## Material shown
-- START --

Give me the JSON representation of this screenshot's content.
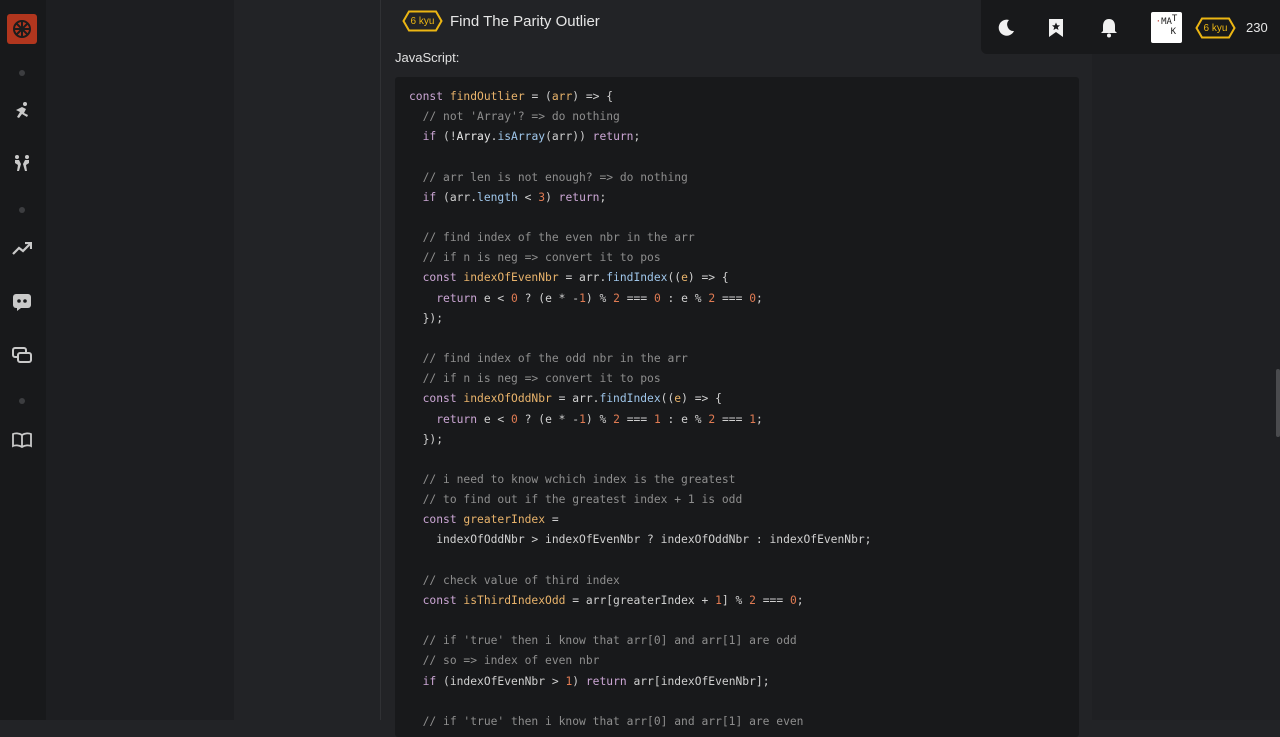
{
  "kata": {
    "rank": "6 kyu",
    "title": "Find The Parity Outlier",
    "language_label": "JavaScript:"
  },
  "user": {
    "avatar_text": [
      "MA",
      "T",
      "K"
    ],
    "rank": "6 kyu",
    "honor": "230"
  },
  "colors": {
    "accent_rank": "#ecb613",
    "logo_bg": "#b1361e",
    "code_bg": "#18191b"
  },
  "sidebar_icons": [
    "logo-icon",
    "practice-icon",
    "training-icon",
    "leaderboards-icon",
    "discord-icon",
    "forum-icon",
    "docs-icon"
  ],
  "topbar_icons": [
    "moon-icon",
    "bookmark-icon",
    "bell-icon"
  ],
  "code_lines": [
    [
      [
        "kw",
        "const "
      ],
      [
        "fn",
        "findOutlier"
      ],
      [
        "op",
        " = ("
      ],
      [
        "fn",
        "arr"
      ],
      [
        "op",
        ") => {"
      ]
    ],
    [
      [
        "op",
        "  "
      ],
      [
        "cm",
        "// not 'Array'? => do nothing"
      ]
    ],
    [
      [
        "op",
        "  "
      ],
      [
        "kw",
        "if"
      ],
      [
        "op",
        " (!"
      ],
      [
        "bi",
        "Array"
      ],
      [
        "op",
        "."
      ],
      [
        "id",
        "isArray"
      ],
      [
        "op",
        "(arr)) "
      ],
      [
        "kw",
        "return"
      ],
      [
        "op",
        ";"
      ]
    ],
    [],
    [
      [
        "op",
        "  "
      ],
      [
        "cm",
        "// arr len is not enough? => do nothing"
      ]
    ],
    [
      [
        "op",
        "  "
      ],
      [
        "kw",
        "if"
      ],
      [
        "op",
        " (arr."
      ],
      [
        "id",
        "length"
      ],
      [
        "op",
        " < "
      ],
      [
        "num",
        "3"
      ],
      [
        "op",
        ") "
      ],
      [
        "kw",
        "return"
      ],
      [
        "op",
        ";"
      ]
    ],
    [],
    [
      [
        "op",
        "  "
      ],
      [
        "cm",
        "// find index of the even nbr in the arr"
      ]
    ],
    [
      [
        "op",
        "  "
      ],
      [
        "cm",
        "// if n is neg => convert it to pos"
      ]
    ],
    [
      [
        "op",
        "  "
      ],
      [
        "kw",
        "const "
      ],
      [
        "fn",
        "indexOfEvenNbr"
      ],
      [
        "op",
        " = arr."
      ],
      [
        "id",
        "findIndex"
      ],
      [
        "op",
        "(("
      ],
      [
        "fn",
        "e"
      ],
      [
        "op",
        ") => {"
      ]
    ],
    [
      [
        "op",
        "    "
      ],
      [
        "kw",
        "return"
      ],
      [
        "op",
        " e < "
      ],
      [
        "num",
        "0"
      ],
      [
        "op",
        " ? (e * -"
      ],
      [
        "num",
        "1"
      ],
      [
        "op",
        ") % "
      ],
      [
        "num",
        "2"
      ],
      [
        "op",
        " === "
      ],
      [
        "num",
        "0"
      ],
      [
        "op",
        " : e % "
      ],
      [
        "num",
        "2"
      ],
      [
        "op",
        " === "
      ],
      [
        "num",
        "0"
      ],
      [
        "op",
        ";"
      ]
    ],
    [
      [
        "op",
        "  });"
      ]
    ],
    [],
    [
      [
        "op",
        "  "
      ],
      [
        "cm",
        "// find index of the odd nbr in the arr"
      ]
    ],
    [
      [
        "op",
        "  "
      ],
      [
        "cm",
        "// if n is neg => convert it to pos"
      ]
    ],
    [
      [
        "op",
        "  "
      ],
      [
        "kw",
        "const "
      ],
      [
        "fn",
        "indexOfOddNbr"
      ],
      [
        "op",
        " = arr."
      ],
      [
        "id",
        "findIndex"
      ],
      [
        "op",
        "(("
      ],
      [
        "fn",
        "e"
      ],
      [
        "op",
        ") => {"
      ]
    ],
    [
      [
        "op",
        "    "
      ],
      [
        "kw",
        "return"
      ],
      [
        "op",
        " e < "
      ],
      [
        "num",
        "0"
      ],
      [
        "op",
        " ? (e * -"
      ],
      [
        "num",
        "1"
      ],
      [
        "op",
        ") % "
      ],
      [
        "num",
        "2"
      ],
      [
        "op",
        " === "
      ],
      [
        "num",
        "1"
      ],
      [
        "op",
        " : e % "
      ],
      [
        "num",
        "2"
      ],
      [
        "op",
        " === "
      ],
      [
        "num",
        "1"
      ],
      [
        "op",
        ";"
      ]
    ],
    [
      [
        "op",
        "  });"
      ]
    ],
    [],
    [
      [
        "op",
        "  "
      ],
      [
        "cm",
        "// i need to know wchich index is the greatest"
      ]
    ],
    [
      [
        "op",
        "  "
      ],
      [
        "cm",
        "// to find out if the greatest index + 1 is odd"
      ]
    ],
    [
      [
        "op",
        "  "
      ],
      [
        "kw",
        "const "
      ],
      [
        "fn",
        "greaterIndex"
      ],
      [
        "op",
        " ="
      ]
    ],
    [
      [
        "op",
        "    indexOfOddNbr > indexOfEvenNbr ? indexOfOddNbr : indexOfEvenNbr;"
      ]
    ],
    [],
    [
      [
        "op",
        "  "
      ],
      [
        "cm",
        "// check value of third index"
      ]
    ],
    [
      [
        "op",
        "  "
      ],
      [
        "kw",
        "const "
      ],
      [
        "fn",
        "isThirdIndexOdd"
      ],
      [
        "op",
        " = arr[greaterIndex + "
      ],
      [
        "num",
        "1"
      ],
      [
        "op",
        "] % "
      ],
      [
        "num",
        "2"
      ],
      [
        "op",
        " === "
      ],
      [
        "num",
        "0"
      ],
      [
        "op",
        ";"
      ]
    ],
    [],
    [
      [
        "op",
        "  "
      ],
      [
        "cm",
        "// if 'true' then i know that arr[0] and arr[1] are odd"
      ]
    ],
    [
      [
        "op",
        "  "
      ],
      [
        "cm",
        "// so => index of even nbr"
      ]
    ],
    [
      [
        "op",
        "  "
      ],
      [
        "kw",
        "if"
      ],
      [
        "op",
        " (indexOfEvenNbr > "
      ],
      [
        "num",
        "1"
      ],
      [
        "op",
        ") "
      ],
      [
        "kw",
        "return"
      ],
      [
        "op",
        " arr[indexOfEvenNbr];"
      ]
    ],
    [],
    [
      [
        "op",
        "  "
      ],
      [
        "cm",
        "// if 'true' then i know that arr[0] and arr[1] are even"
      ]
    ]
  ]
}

-- END --
-- START --

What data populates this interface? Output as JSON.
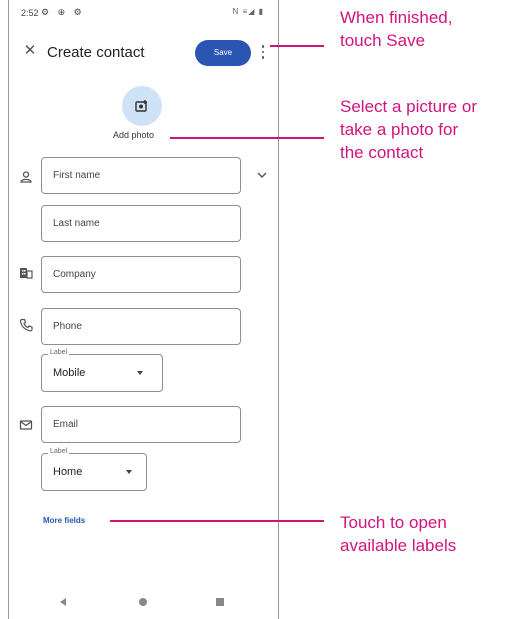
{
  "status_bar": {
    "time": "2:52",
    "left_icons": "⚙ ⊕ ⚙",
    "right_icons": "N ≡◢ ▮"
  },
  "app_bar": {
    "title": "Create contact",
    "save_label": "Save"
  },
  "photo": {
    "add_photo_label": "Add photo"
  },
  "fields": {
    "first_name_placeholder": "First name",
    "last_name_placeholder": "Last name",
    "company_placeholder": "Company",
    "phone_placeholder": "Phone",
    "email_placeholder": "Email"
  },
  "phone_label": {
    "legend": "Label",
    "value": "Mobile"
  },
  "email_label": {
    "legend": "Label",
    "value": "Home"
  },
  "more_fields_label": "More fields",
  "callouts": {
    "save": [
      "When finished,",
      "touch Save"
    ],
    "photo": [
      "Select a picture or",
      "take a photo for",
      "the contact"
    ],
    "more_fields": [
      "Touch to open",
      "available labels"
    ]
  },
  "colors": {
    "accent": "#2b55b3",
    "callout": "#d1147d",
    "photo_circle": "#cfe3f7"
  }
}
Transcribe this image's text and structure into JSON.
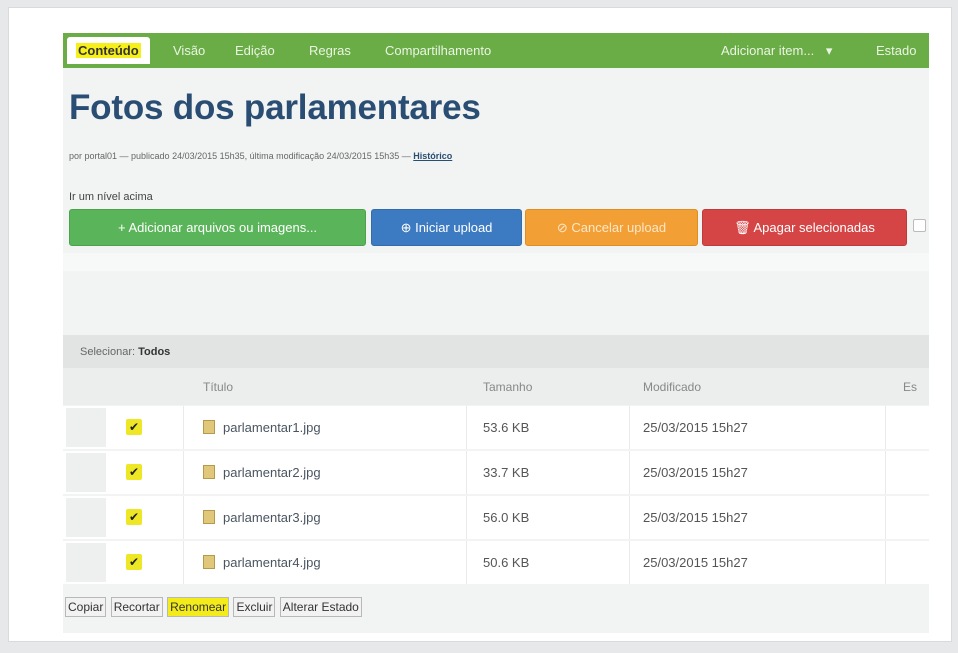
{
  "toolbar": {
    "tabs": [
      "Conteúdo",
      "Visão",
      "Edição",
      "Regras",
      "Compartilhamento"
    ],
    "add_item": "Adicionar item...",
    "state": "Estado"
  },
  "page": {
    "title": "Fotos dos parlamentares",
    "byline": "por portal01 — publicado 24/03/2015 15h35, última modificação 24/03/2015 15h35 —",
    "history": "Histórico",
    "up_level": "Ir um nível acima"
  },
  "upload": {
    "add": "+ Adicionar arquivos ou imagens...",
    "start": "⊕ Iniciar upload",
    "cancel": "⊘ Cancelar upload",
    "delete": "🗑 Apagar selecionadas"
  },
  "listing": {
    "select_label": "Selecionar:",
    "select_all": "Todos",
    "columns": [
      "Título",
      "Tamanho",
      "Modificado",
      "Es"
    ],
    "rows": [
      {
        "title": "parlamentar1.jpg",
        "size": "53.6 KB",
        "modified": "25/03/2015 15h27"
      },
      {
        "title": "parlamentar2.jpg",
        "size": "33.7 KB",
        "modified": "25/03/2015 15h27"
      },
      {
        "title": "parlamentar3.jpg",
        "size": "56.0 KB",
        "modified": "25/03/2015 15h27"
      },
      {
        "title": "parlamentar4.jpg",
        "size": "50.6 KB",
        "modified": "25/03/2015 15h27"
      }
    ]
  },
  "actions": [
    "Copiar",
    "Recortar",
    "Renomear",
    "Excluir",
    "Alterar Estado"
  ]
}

-- END --

## Task statement
Pull every line holding "nothing" out of the records.

## Worked answer
        "// not 'Array'? => do nothing"
        "// arr len is not enough? => do nothing"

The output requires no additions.